> Aim of the exercise
Give the number of lines in this listing that contain "told", with no other words.
--- start Exercise data ---
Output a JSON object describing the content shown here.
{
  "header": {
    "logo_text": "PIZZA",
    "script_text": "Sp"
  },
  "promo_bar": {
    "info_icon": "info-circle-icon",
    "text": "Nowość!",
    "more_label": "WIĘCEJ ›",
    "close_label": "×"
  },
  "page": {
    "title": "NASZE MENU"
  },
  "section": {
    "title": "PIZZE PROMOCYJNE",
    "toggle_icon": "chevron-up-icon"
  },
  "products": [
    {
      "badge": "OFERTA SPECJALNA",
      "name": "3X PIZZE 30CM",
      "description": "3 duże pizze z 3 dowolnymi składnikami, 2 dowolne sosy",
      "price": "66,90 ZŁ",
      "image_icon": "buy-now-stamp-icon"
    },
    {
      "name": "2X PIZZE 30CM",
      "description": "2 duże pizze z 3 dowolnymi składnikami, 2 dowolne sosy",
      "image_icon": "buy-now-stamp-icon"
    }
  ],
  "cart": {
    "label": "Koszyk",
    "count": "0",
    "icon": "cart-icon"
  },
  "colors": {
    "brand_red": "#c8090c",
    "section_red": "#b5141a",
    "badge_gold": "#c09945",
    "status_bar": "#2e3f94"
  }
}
--- end Exercise data ---
--- start Exercise data ---
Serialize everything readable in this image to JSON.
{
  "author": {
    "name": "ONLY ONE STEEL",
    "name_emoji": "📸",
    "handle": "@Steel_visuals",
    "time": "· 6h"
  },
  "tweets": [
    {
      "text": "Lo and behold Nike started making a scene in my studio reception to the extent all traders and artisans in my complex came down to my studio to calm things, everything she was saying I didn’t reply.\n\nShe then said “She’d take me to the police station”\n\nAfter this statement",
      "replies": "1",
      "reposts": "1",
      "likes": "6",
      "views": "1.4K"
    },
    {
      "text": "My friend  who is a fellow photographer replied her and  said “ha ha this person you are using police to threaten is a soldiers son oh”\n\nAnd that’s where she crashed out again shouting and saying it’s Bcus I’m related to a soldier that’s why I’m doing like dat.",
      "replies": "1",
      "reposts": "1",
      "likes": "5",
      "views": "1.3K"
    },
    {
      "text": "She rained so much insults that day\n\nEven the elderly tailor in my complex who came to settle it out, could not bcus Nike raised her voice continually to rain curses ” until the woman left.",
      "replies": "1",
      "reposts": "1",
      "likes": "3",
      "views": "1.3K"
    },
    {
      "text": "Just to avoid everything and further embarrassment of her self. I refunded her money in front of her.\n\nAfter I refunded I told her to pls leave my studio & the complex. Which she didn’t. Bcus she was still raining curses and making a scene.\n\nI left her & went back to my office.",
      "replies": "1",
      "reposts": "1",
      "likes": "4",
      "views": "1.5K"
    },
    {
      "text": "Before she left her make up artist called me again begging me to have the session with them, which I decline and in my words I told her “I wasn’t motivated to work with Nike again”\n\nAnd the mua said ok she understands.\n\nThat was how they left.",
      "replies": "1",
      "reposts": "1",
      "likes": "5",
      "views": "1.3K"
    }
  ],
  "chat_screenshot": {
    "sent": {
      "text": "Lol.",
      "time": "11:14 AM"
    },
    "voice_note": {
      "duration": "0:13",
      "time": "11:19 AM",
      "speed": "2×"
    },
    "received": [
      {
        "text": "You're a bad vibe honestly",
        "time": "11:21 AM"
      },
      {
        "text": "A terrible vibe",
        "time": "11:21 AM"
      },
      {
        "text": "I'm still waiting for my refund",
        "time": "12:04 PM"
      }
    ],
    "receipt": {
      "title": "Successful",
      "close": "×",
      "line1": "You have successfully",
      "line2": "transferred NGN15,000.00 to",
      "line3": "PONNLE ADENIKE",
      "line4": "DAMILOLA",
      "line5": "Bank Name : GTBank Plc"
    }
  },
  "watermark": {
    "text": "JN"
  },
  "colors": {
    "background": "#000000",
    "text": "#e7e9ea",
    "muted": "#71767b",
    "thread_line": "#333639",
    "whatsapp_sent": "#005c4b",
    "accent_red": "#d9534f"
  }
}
--- end Exercise data ---
--- start Exercise data ---
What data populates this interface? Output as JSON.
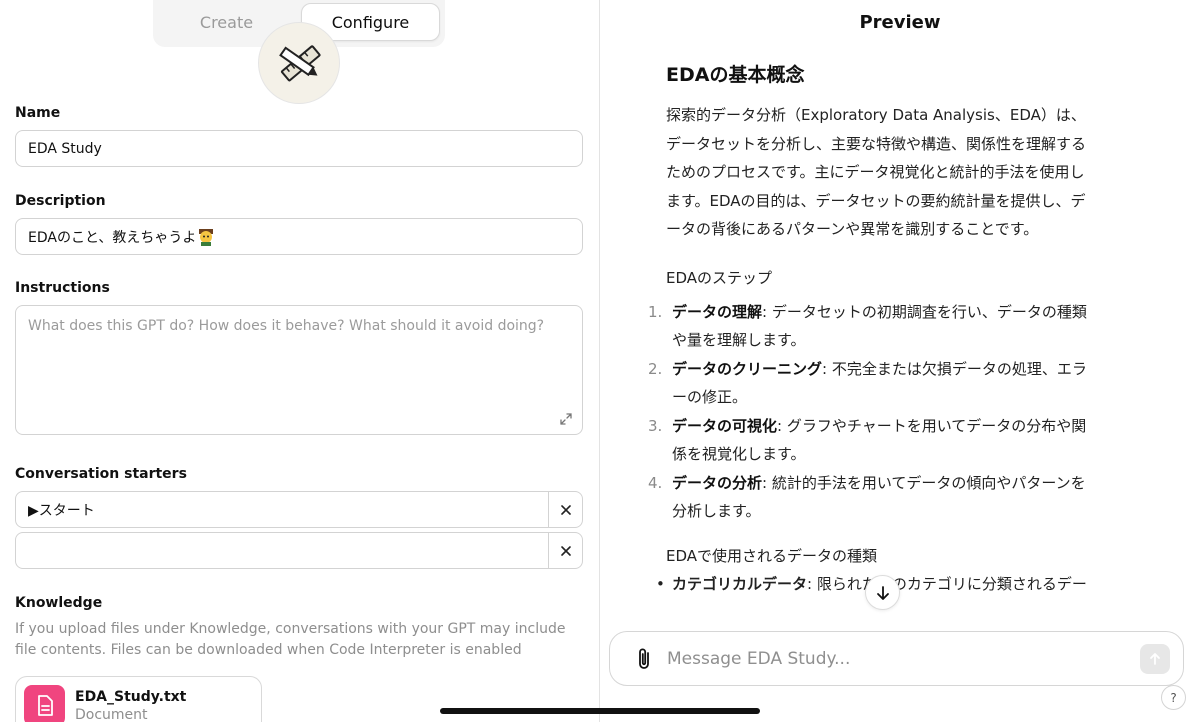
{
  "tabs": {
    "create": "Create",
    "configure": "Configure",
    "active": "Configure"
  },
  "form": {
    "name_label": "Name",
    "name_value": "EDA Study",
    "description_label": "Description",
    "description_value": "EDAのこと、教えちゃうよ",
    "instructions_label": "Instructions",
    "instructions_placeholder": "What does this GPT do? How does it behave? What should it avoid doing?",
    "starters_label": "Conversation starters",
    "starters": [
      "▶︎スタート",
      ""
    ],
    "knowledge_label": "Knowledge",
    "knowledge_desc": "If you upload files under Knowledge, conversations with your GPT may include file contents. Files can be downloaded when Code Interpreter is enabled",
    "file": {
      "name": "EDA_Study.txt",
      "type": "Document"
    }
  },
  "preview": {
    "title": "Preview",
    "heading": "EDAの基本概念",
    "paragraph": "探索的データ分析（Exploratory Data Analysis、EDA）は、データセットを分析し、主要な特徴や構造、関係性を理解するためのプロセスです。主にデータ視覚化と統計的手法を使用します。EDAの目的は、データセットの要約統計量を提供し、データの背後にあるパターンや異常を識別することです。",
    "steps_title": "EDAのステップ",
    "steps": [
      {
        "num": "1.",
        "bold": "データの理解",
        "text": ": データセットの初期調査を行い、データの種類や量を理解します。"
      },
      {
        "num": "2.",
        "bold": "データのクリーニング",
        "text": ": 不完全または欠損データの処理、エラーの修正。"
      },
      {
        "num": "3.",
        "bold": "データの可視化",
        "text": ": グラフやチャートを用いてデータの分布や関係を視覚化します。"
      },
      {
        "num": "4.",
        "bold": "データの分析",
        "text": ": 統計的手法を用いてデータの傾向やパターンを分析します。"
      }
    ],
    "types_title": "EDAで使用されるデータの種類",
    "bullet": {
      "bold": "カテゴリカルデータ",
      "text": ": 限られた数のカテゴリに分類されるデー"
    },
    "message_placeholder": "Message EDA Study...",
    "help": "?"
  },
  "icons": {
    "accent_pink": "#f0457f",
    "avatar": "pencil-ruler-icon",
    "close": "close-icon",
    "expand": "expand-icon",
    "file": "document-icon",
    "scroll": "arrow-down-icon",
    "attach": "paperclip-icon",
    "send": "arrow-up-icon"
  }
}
--- end Exercise data ---
> Solution for this task
2